▽

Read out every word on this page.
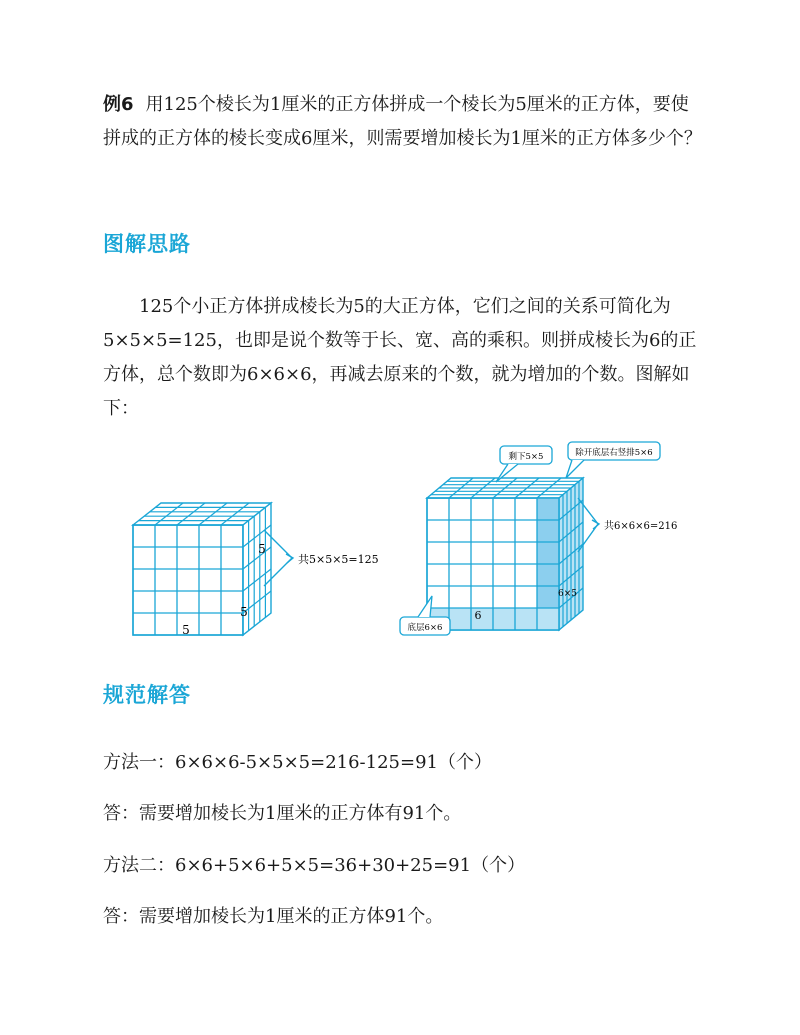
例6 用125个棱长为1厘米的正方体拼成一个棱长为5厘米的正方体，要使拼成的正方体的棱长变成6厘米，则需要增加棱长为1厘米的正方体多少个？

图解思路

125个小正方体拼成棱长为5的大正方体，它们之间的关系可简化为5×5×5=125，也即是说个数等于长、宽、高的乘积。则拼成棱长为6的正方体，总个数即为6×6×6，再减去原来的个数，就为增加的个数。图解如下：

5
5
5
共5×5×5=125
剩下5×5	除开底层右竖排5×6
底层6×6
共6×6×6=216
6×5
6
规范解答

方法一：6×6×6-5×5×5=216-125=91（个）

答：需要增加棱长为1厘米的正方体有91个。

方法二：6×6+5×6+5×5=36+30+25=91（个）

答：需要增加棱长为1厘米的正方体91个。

△
▽

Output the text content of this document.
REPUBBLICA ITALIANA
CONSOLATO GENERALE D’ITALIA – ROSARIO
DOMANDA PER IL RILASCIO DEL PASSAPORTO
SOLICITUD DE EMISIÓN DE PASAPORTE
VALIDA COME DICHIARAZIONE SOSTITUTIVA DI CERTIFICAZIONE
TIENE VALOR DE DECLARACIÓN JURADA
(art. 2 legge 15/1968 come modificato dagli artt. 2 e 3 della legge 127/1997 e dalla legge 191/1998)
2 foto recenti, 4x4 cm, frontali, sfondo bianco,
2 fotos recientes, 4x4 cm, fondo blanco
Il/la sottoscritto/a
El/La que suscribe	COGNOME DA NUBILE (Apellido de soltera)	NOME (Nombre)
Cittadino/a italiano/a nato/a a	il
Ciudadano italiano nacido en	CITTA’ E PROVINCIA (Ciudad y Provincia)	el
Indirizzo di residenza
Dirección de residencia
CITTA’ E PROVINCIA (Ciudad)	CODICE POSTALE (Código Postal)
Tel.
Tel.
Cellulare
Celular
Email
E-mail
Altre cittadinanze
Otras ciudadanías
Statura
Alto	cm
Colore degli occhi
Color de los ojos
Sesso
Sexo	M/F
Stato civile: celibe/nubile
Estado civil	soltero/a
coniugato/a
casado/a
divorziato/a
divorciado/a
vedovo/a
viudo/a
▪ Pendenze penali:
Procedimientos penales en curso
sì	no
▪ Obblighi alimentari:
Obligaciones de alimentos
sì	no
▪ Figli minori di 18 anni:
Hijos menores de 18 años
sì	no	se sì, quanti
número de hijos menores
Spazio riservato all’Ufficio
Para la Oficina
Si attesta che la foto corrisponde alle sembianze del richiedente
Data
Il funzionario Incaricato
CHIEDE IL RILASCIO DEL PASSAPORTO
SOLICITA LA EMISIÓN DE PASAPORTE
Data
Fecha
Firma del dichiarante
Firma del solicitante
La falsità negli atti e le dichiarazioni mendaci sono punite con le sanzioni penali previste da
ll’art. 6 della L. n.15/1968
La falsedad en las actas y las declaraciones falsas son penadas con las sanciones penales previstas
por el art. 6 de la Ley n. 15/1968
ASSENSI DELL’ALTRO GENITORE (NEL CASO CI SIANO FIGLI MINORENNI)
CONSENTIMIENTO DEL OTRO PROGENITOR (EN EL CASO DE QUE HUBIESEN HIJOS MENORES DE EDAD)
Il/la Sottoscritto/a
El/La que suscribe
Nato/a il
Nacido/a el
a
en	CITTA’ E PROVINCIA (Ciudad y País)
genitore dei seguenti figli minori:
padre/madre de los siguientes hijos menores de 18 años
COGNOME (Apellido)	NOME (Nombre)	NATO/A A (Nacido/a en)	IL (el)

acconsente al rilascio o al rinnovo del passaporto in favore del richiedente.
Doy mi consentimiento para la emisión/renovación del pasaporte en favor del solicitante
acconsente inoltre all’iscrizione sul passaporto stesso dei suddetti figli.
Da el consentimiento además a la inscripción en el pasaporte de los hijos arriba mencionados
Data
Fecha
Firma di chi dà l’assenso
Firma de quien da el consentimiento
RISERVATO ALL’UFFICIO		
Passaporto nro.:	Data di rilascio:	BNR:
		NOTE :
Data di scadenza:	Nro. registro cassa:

△
▽

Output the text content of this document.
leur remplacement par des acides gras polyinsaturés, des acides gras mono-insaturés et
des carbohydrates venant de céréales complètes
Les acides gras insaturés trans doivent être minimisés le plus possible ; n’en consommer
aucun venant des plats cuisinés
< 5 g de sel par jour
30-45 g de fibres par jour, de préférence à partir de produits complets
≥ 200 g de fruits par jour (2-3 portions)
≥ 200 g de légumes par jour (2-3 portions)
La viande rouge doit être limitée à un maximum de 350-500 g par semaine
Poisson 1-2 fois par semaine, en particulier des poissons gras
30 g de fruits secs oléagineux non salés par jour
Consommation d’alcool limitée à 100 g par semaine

△

> [EXERCISE OBJECTIVE]: The answer should be a single number: the count of lines in the data that include the string "jour".

> [SOLUTION FOR THIS PROBLEM]: 5